REQUIREMENTS: Could you pull out every line of the entries below verbatim, leaving the pictures out of your answer?

Element position data:
• • • •

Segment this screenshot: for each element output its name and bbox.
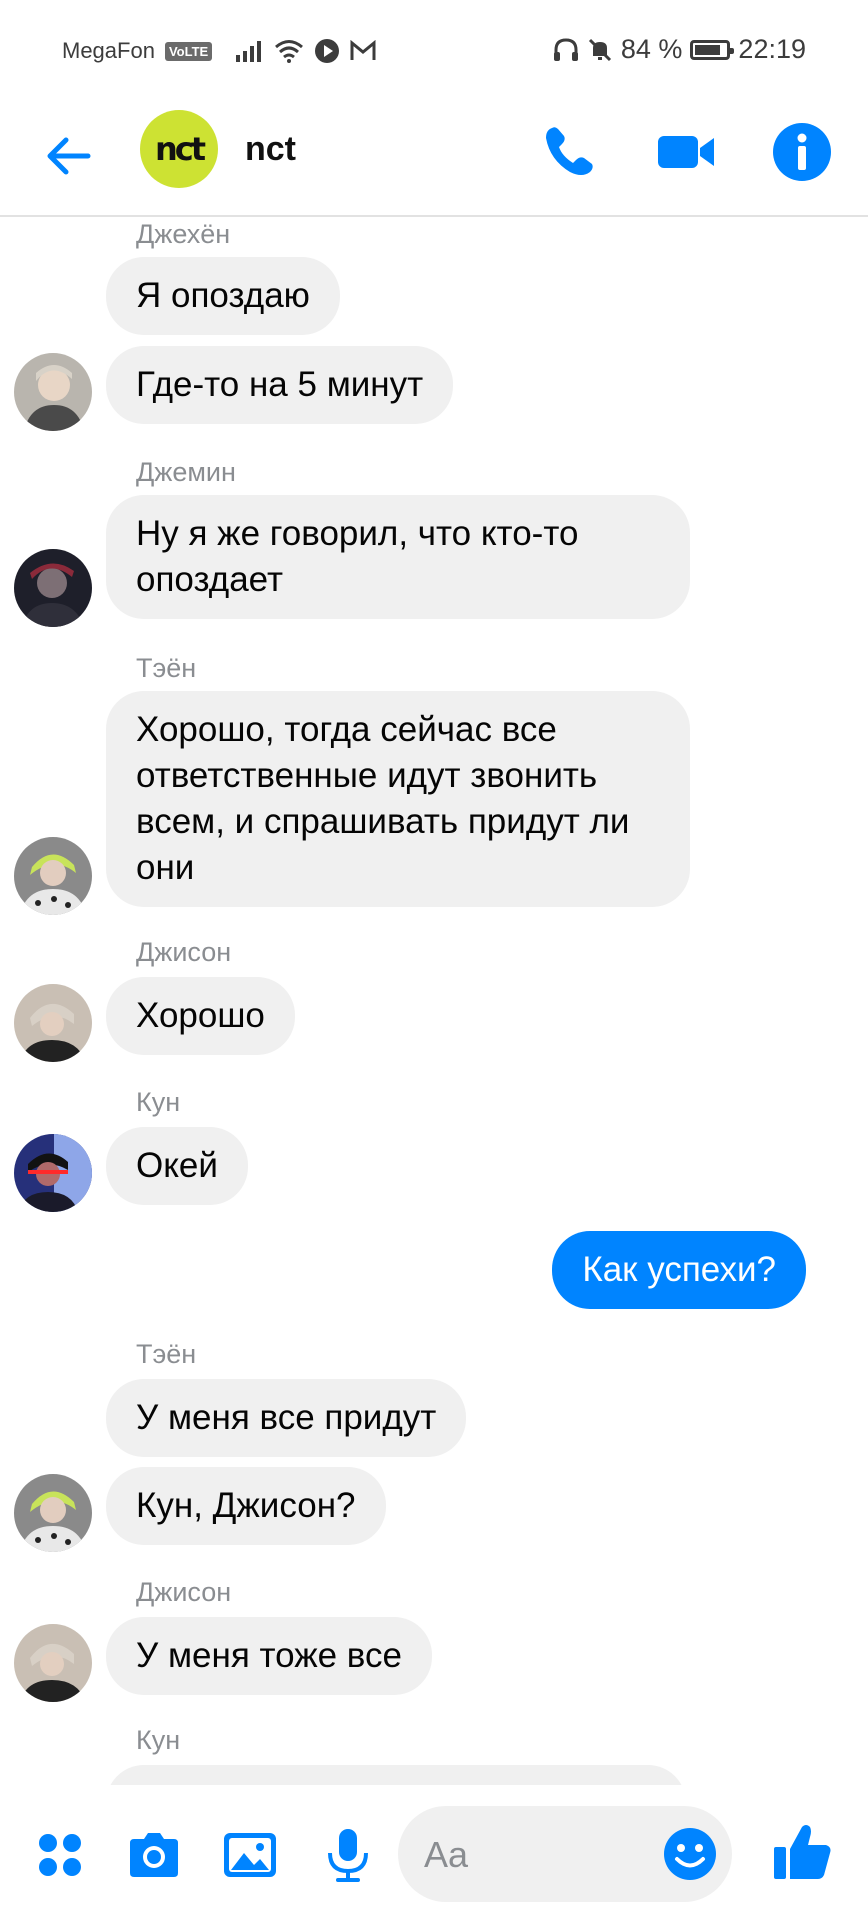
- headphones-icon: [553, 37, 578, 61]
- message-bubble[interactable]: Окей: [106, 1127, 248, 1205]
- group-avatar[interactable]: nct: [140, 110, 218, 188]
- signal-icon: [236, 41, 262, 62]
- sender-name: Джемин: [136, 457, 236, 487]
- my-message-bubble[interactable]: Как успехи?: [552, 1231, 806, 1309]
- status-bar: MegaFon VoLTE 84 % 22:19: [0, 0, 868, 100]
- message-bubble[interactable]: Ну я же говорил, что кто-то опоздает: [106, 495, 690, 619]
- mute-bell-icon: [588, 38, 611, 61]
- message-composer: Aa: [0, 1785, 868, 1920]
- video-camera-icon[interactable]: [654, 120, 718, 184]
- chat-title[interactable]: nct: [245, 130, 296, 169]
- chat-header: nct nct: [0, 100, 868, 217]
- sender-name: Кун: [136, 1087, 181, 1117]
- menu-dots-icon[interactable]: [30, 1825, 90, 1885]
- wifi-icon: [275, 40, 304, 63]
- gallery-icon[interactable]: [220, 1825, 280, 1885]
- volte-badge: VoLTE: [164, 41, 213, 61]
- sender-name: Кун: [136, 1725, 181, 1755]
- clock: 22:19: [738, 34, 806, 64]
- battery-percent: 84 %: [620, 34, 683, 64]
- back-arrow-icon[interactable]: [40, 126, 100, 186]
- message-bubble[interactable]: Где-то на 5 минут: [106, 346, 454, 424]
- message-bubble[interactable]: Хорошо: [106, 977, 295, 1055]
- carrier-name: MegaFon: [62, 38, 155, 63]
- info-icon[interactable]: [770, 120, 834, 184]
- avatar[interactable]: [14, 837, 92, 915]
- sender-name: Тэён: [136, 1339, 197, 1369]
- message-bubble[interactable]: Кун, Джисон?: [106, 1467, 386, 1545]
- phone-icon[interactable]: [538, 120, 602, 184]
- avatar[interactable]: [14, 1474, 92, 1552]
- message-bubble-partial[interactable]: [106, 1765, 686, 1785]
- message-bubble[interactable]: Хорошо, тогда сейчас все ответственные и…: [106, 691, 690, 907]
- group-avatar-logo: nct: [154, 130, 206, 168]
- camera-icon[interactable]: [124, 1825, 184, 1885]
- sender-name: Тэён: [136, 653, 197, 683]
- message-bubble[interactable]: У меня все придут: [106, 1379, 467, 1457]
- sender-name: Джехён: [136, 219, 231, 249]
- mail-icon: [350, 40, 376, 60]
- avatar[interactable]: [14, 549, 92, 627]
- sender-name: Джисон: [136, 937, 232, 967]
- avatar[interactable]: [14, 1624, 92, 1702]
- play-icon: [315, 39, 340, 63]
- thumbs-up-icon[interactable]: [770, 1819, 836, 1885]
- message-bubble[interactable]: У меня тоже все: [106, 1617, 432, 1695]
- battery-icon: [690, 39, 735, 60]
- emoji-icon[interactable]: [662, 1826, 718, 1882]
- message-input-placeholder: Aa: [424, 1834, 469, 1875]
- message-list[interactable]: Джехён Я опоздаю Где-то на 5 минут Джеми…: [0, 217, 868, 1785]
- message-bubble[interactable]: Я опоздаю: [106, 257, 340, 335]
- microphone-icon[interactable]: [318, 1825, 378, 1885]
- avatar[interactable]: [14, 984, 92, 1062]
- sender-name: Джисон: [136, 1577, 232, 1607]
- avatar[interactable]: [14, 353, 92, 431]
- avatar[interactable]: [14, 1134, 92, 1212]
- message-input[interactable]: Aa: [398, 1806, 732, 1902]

• • • •

FINAL ANSWER:
Segment this screenshot: for each element output its name and bbox.
- headphones-icon: [553, 37, 578, 61]
- message-bubble[interactable]: Окей: [106, 1127, 248, 1205]
- group-avatar[interactable]: nct: [140, 110, 218, 188]
- signal-icon: [236, 41, 262, 62]
- sender-name: Джемин: [136, 457, 236, 487]
- my-message-bubble[interactable]: Как успехи?: [552, 1231, 806, 1309]
- status-bar: MegaFon VoLTE 84 % 22:19: [0, 0, 868, 100]
- message-bubble[interactable]: Ну я же говорил, что кто-то опоздает: [106, 495, 690, 619]
- mute-bell-icon: [588, 38, 611, 61]
- message-composer: Aa: [0, 1785, 868, 1920]
- video-camera-icon[interactable]: [654, 120, 718, 184]
- chat-title[interactable]: nct: [245, 130, 296, 169]
- chat-header: nct nct: [0, 100, 868, 217]
- sender-name: Кун: [136, 1087, 181, 1117]
- menu-dots-icon[interactable]: [30, 1825, 90, 1885]
- wifi-icon: [275, 40, 304, 63]
- gallery-icon[interactable]: [220, 1825, 280, 1885]
- volte-badge: VoLTE: [164, 41, 213, 61]
- sender-name: Кун: [136, 1725, 181, 1755]
- clock: 22:19: [738, 34, 806, 64]
- battery-percent: 84 %: [620, 34, 683, 64]
- back-arrow-icon[interactable]: [40, 126, 100, 186]
- message-bubble[interactable]: Где-то на 5 минут: [106, 346, 454, 424]
- message-bubble[interactable]: Хорошо: [106, 977, 295, 1055]
- carrier-name: MegaFon: [62, 38, 155, 63]
- info-icon[interactable]: [770, 120, 834, 184]
- avatar[interactable]: [14, 837, 92, 915]
- sender-name: Тэён: [136, 1339, 197, 1369]
- message-bubble[interactable]: Кун, Джисон?: [106, 1467, 386, 1545]
- phone-icon[interactable]: [538, 120, 602, 184]
- avatar[interactable]: [14, 1474, 92, 1552]
- message-bubble-partial[interactable]: [106, 1765, 686, 1785]
- message-bubble[interactable]: Хорошо, тогда сейчас все ответственные и…: [106, 691, 690, 907]
- group-avatar-logo: nct: [154, 130, 206, 168]
- camera-icon[interactable]: [124, 1825, 184, 1885]
- sender-name: Тэён: [136, 653, 197, 683]
- message-bubble[interactable]: У меня все придут: [106, 1379, 467, 1457]
- sender-name: Джехён: [136, 219, 231, 249]
- mail-icon: [350, 40, 376, 60]
- avatar[interactable]: [14, 549, 92, 627]
- sender-name: Джисон: [136, 937, 232, 967]
- avatar[interactable]: [14, 1624, 92, 1702]
- play-icon: [315, 39, 340, 63]
- thumbs-up-icon[interactable]: [770, 1819, 836, 1885]
- message-bubble[interactable]: У меня тоже все: [106, 1617, 432, 1695]
- battery-icon: [690, 39, 735, 60]
- emoji-icon[interactable]: [662, 1826, 718, 1882]
- message-input-placeholder: Aa: [424, 1834, 469, 1875]
- message-list[interactable]: Джехён Я опоздаю Где-то на 5 минут Джеми…: [0, 217, 868, 1785]
- message-bubble[interactable]: Я опоздаю: [106, 257, 340, 335]
- microphone-icon[interactable]: [318, 1825, 378, 1885]
- avatar[interactable]: [14, 984, 92, 1062]
- sender-name: Джисон: [136, 1577, 232, 1607]
- avatar[interactable]: [14, 353, 92, 431]
- avatar[interactable]: [14, 1134, 92, 1212]
- message-input[interactable]: Aa: [398, 1806, 732, 1902]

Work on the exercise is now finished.